*REQUIREMENTS*: Track down the lines that contain "user" and copy them.

*RECORDS FOR THE TASK*:
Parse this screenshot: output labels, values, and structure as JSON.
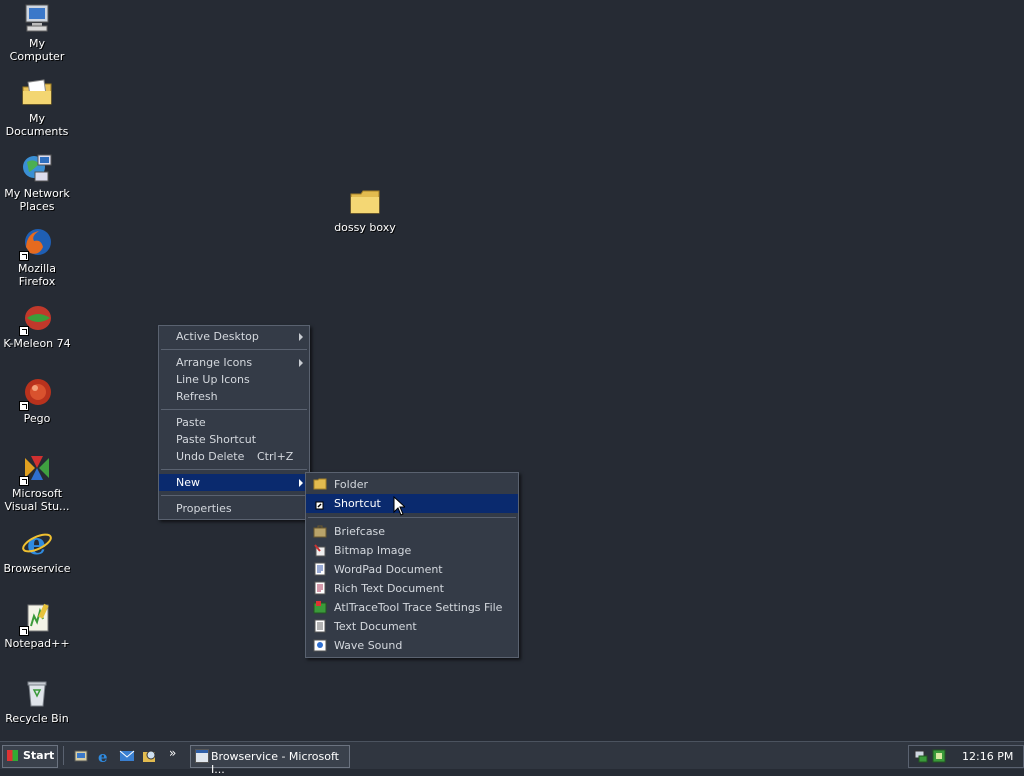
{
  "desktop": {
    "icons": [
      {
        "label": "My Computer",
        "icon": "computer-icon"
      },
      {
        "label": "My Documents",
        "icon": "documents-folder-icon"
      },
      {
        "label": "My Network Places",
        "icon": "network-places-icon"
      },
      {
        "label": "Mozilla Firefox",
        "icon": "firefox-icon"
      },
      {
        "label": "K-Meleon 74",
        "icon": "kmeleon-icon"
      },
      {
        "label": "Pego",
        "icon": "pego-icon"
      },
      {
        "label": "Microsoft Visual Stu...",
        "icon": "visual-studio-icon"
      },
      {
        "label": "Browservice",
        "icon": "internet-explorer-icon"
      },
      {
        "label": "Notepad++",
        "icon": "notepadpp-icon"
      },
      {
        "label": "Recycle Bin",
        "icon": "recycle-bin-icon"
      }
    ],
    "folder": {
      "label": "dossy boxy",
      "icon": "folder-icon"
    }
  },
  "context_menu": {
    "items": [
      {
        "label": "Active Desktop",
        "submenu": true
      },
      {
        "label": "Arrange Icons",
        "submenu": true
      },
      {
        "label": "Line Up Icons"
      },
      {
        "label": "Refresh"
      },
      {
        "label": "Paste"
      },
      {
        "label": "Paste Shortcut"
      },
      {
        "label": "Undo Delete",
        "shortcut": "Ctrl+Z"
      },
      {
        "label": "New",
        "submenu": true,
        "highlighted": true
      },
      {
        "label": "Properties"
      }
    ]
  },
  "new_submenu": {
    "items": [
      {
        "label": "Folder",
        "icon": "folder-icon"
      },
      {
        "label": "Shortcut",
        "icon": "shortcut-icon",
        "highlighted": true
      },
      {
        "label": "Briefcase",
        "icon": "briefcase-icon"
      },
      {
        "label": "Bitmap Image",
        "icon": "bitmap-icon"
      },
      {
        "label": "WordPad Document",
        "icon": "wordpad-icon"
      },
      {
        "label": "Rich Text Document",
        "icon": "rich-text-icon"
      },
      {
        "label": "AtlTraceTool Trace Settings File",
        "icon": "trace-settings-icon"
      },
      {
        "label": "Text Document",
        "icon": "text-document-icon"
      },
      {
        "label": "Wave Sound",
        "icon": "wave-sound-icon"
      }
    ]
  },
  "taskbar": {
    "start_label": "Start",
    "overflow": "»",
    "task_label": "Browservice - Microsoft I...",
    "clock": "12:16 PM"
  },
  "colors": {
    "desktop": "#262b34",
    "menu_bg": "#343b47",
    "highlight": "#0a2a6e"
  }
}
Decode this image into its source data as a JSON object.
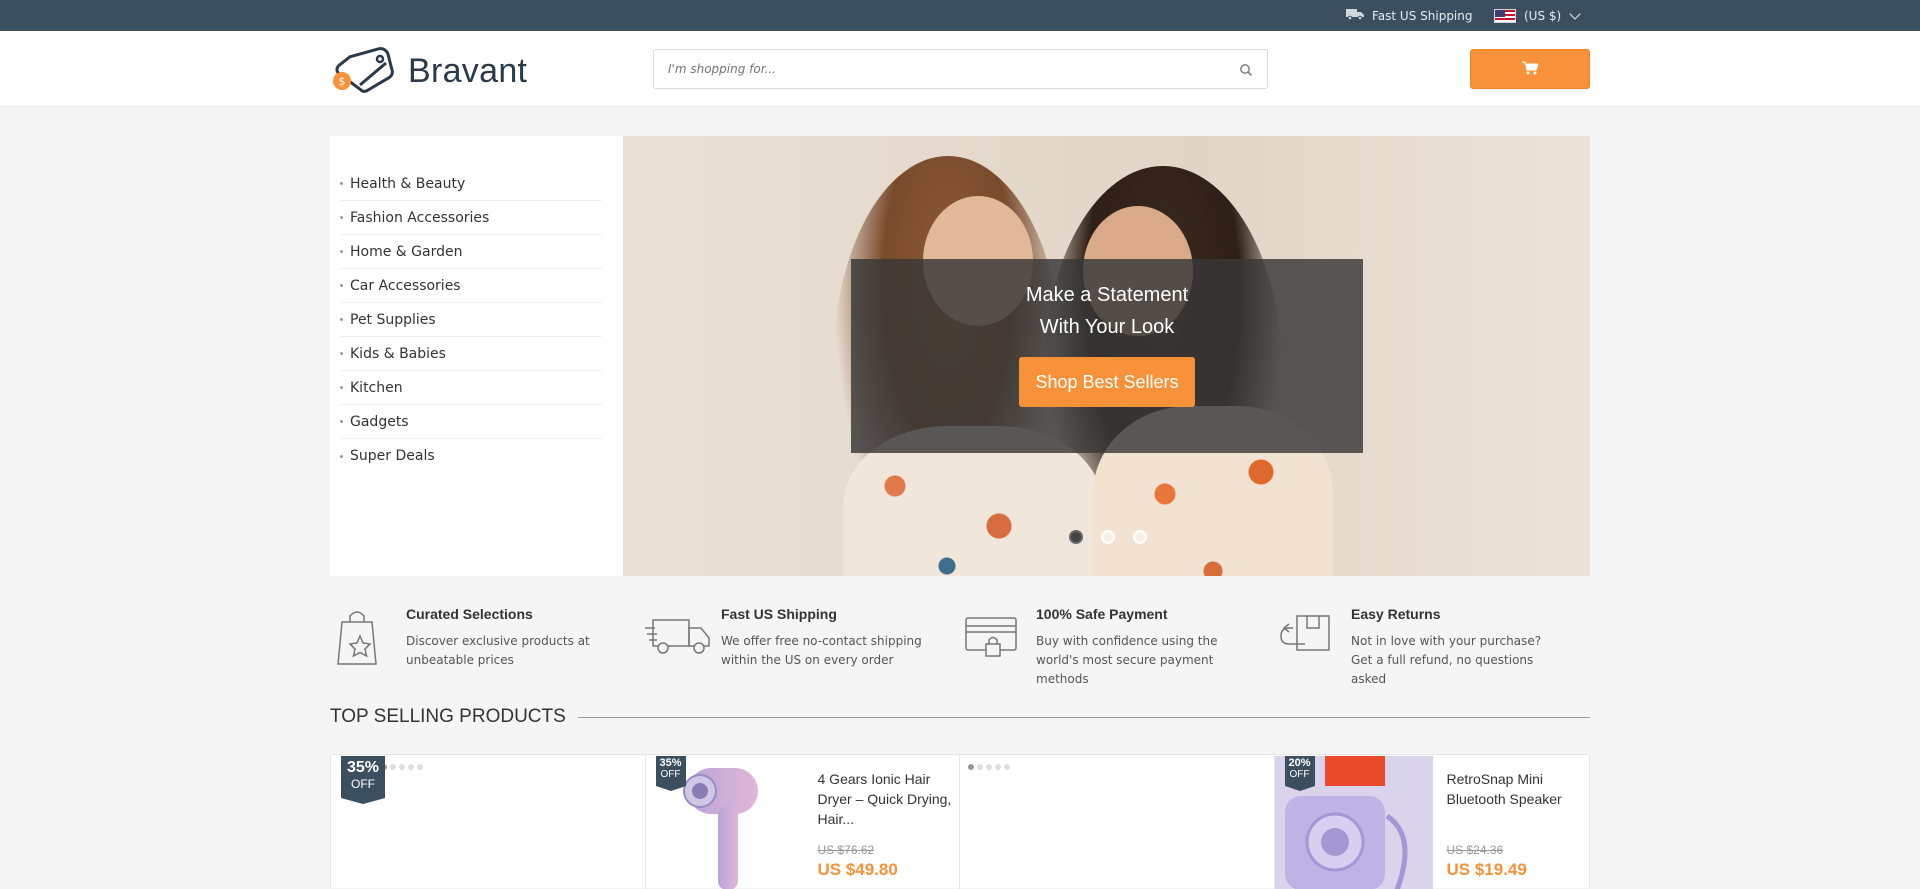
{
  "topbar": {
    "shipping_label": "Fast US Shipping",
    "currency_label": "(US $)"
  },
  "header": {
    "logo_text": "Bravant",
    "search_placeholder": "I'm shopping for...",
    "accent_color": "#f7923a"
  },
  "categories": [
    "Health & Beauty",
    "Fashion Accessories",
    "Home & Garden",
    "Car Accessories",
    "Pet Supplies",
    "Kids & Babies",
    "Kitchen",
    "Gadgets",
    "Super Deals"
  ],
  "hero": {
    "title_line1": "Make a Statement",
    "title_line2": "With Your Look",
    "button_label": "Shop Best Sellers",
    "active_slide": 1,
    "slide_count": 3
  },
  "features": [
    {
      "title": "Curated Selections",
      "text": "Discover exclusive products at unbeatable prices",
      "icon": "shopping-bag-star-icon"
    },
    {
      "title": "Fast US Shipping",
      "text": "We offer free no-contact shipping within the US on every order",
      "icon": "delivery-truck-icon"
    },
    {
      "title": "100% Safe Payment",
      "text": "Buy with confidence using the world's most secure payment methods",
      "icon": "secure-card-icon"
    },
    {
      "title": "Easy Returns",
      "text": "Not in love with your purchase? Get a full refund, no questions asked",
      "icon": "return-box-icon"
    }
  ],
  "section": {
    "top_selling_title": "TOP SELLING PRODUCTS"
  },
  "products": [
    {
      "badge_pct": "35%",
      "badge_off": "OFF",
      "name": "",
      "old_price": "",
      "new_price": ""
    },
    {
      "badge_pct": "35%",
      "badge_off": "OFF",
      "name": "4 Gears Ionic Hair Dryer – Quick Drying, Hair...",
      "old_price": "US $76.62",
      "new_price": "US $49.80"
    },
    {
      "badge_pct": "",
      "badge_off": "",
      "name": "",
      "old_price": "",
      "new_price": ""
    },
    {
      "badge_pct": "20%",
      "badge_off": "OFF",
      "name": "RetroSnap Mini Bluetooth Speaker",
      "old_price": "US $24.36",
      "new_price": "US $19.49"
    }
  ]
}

...

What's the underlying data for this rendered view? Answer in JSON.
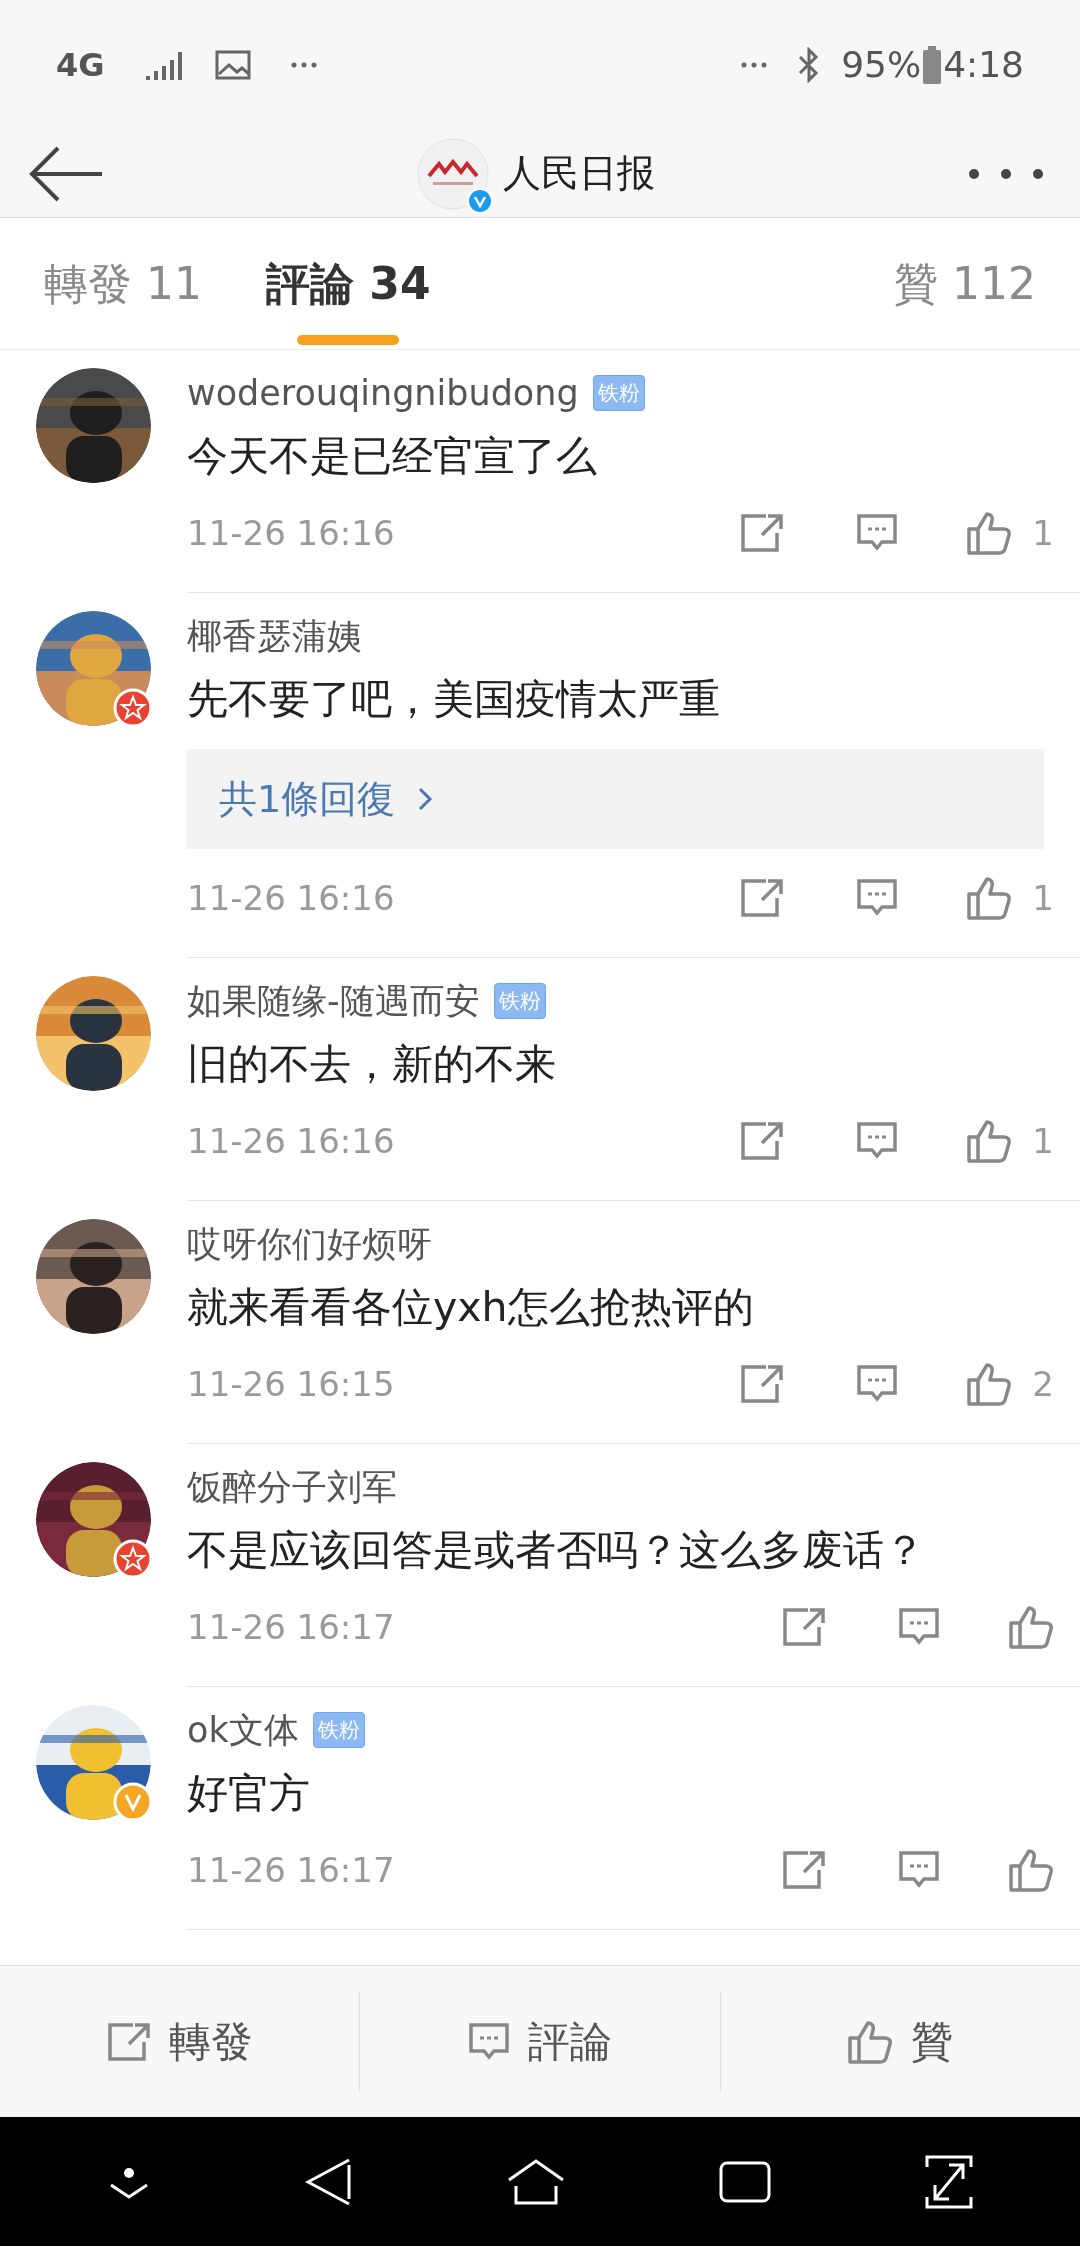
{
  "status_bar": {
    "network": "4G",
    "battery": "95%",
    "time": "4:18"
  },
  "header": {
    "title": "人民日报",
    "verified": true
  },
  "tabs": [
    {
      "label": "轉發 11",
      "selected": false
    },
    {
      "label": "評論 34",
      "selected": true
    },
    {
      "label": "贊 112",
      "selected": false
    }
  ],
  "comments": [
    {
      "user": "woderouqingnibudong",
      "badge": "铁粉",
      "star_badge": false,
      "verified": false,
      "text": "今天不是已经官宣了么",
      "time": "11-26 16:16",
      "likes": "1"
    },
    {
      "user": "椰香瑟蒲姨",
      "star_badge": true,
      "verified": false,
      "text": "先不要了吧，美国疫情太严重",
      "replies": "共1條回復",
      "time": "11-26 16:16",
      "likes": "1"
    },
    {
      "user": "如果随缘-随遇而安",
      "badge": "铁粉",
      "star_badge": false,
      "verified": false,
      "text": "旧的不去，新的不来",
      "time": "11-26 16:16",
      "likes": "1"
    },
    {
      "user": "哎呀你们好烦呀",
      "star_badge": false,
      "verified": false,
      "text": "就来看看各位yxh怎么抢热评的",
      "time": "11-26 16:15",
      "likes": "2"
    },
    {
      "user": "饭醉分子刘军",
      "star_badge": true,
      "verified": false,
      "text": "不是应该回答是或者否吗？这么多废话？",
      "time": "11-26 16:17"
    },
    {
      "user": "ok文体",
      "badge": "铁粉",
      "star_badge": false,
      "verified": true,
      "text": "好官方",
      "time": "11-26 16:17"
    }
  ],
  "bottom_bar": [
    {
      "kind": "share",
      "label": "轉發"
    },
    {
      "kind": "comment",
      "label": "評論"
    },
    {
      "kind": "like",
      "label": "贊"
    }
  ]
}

*EXERCISE ANSWER*:
      "user": "woderouqingnibudong",
      "user": "椰香瑟蒲姨",
      "user": "如果随缘-随遇而安",
      "user": "哎呀你们好烦呀",
      "user": "饭醉分子刘军",
      "user": "ok文体",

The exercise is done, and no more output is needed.